(OBJECTIVE): Will you give the material below again, every line exactly as it is?

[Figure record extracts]
++++++

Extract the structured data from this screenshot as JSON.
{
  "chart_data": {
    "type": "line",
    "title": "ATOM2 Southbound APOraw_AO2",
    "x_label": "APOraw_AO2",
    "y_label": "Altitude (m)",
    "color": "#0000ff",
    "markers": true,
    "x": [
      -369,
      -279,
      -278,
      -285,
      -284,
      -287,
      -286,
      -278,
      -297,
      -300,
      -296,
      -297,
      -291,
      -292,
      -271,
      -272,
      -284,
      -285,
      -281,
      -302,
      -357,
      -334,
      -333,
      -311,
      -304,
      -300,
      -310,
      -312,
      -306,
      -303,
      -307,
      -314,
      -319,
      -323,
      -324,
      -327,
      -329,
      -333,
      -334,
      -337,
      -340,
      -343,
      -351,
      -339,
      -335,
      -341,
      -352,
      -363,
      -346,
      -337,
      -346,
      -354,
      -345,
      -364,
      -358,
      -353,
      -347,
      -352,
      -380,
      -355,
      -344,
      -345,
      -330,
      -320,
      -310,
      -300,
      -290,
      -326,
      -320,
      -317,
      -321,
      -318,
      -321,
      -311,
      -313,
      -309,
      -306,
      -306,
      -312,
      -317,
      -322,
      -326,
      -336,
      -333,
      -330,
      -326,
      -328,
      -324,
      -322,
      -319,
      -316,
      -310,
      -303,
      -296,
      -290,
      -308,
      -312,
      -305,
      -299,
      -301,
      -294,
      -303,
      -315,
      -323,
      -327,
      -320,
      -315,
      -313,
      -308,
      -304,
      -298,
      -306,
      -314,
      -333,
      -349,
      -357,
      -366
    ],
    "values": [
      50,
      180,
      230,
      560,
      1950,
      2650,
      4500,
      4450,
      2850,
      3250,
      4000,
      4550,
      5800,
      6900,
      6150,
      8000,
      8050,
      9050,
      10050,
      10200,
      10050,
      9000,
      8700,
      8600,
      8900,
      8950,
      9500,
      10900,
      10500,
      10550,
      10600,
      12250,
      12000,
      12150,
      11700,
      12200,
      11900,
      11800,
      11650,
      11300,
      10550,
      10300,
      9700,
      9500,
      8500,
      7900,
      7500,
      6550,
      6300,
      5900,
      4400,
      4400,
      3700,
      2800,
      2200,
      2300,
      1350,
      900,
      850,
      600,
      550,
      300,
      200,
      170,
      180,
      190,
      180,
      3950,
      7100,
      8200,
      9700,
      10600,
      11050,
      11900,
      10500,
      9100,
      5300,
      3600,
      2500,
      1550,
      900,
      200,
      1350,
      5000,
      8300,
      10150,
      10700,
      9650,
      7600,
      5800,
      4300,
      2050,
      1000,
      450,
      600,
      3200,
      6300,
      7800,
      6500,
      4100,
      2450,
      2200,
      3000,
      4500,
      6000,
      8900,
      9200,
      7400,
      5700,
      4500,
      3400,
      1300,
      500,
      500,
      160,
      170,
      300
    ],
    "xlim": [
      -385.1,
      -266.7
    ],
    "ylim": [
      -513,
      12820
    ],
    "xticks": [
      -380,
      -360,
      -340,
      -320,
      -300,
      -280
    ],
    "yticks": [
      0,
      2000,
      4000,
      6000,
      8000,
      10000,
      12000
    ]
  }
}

++++++

(RESULT FOR THIS TASK):
Extract the structured data from this screenshot as JSON.
{
  "chart_data": {
    "type": "line",
    "title": "ATOM2 Southbound APOraw_AO2",
    "x_label": "APOraw_AO2",
    "y_label": "Altitude (m)",
    "color": "#0000ff",
    "markers": true,
    "x": [
      -369,
      -279,
      -278,
      -285,
      -284,
      -287,
      -286,
      -278,
      -297,
      -300,
      -296,
      -297,
      -291,
      -292,
      -271,
      -272,
      -284,
      -285,
      -281,
      -302,
      -357,
      -334,
      -333,
      -311,
      -304,
      -300,
      -310,
      -312,
      -306,
      -303,
      -307,
      -314,
      -319,
      -323,
      -324,
      -327,
      -329,
      -333,
      -334,
      -337,
      -340,
      -343,
      -351,
      -339,
      -335,
      -341,
      -352,
      -363,
      -346,
      -337,
      -346,
      -354,
      -345,
      -364,
      -358,
      -353,
      -347,
      -352,
      -380,
      -355,
      -344,
      -345,
      -330,
      -320,
      -310,
      -300,
      -290,
      -326,
      -320,
      -317,
      -321,
      -318,
      -321,
      -311,
      -313,
      -309,
      -306,
      -306,
      -312,
      -317,
      -322,
      -326,
      -336,
      -333,
      -330,
      -326,
      -328,
      -324,
      -322,
      -319,
      -316,
      -310,
      -303,
      -296,
      -290,
      -308,
      -312,
      -305,
      -299,
      -301,
      -294,
      -303,
      -315,
      -323,
      -327,
      -320,
      -315,
      -313,
      -308,
      -304,
      -298,
      -306,
      -314,
      -333,
      -349,
      -357,
      -366
    ],
    "values": [
      50,
      180,
      230,
      560,
      1950,
      2650,
      4500,
      4450,
      2850,
      3250,
      4000,
      4550,
      5800,
      6900,
      6150,
      8000,
      8050,
      9050,
      10050,
      10200,
      10050,
      9000,
      8700,
      8600,
      8900,
      8950,
      9500,
      10900,
      10500,
      10550,
      10600,
      12250,
      12000,
      12150,
      11700,
      12200,
      11900,
      11800,
      11650,
      11300,
      10550,
      10300,
      9700,
      9500,
      8500,
      7900,
      7500,
      6550,
      6300,
      5900,
      4400,
      4400,
      3700,
      2800,
      2200,
      2300,
      1350,
      900,
      850,
      600,
      550,
      300,
      200,
      170,
      180,
      190,
      180,
      3950,
      7100,
      8200,
      9700,
      10600,
      11050,
      11900,
      10500,
      9100,
      5300,
      3600,
      2500,
      1550,
      900,
      200,
      1350,
      5000,
      8300,
      10150,
      10700,
      9650,
      7600,
      5800,
      4300,
      2050,
      1000,
      450,
      600,
      3200,
      6300,
      7800,
      6500,
      4100,
      2450,
      2200,
      3000,
      4500,
      6000,
      8900,
      9200,
      7400,
      5700,
      4500,
      3400,
      1300,
      500,
      500,
      160,
      170,
      300
    ],
    "xlim": [
      -385.1,
      -266.7
    ],
    "ylim": [
      -513,
      12820
    ],
    "xticks": [
      -380,
      -360,
      -340,
      -320,
      -300,
      -280
    ],
    "yticks": [
      0,
      2000,
      4000,
      6000,
      8000,
      10000,
      12000
    ]
  }
}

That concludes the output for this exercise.